- _WORK TO BE COMPLETED_: Can you render the part of the data that opens with the line containing "Localize each UI" and closes with the line containing "589, 461, 597]" as a two-column CSV headed instruction and response? Use one row per request, with its text and its answer each in a single quoted field and line breaks replaced by spaces.

- _DATA FOR THE TASK_:

^^^^

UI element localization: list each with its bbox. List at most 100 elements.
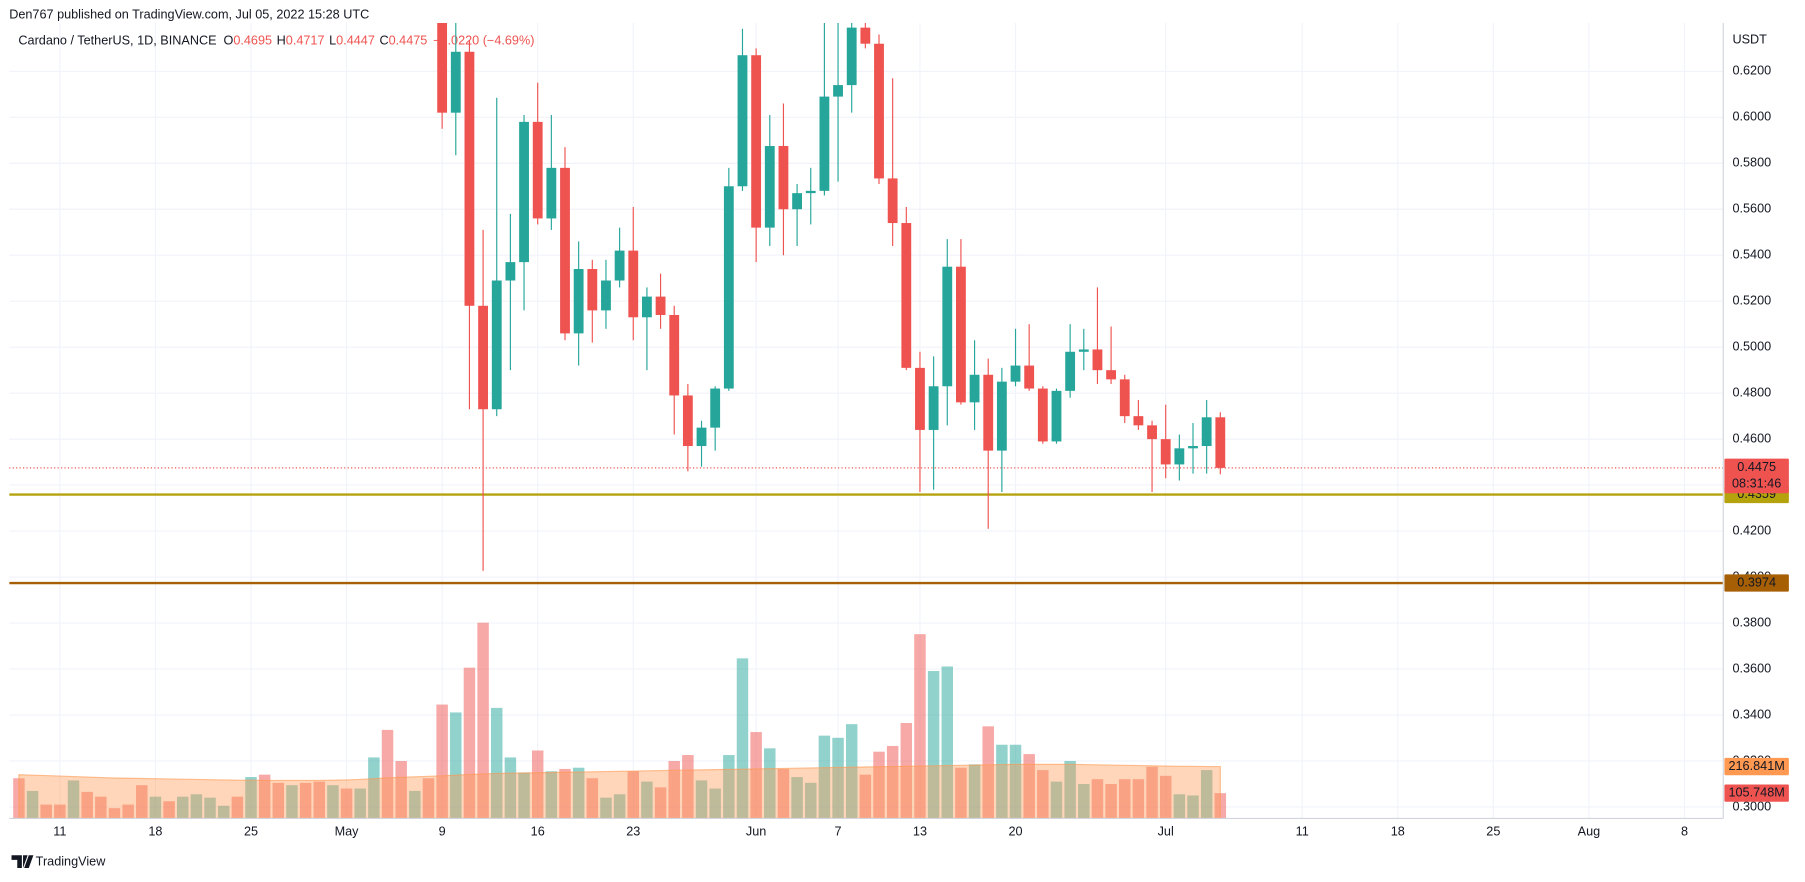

^^^^

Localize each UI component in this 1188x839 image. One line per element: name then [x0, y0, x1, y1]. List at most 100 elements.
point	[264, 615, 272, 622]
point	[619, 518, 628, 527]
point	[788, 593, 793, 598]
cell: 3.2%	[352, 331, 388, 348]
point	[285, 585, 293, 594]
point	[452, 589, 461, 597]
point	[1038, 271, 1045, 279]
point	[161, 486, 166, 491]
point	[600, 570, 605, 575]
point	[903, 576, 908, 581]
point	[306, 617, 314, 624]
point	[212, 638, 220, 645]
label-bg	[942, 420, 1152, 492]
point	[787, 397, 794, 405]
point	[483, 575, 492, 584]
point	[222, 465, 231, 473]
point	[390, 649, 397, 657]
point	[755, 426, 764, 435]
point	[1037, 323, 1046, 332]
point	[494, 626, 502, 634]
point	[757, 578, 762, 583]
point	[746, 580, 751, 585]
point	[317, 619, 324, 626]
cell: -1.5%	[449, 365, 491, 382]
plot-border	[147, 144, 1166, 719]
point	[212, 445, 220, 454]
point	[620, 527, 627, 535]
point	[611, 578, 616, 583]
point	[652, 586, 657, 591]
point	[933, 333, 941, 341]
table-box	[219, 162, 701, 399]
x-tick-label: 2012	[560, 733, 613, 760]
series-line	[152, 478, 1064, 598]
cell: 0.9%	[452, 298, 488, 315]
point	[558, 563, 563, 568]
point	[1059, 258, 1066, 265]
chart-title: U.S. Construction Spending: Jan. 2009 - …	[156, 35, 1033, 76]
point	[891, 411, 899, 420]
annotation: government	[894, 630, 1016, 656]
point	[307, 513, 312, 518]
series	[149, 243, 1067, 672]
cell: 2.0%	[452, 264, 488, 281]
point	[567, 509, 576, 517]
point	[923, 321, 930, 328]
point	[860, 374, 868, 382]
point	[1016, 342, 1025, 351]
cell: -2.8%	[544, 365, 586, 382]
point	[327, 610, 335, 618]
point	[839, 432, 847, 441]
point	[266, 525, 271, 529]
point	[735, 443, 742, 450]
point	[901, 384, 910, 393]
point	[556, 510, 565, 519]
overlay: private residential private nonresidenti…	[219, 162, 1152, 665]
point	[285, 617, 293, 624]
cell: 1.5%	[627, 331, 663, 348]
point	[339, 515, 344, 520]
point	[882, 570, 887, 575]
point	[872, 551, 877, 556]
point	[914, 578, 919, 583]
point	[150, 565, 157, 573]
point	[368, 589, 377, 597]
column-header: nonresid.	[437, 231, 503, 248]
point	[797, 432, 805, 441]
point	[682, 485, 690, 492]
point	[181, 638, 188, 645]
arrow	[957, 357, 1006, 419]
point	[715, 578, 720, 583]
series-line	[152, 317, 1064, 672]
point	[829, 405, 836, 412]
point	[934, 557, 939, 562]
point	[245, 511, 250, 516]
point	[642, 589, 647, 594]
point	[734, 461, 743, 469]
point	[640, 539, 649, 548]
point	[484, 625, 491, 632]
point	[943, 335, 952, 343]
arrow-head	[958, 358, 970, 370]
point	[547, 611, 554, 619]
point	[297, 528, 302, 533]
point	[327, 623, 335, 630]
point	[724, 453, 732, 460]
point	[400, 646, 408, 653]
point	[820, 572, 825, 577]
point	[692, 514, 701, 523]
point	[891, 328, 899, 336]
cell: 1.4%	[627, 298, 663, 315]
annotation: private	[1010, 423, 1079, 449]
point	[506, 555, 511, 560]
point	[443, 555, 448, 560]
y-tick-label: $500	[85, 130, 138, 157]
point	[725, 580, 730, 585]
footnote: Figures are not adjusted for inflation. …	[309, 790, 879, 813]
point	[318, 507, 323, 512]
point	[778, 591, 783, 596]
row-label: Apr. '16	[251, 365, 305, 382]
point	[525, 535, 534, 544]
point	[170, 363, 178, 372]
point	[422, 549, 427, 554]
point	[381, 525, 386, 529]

^^^^

- _FINAL RESULT_:
instruction,response
"Localize each UI component in this 1188x839 image. One line per element: name then [x0, y0, x1, y1]. List at most 100 elements.","point	[264, 615, 272, 622] point	[619, 518, 628, 527] point	[788, 593, 793, 598] cell: 3.2%	[352, 331, 388, 348] point	[285, 585, 293, 594] point	[452, 589, 461, 597]"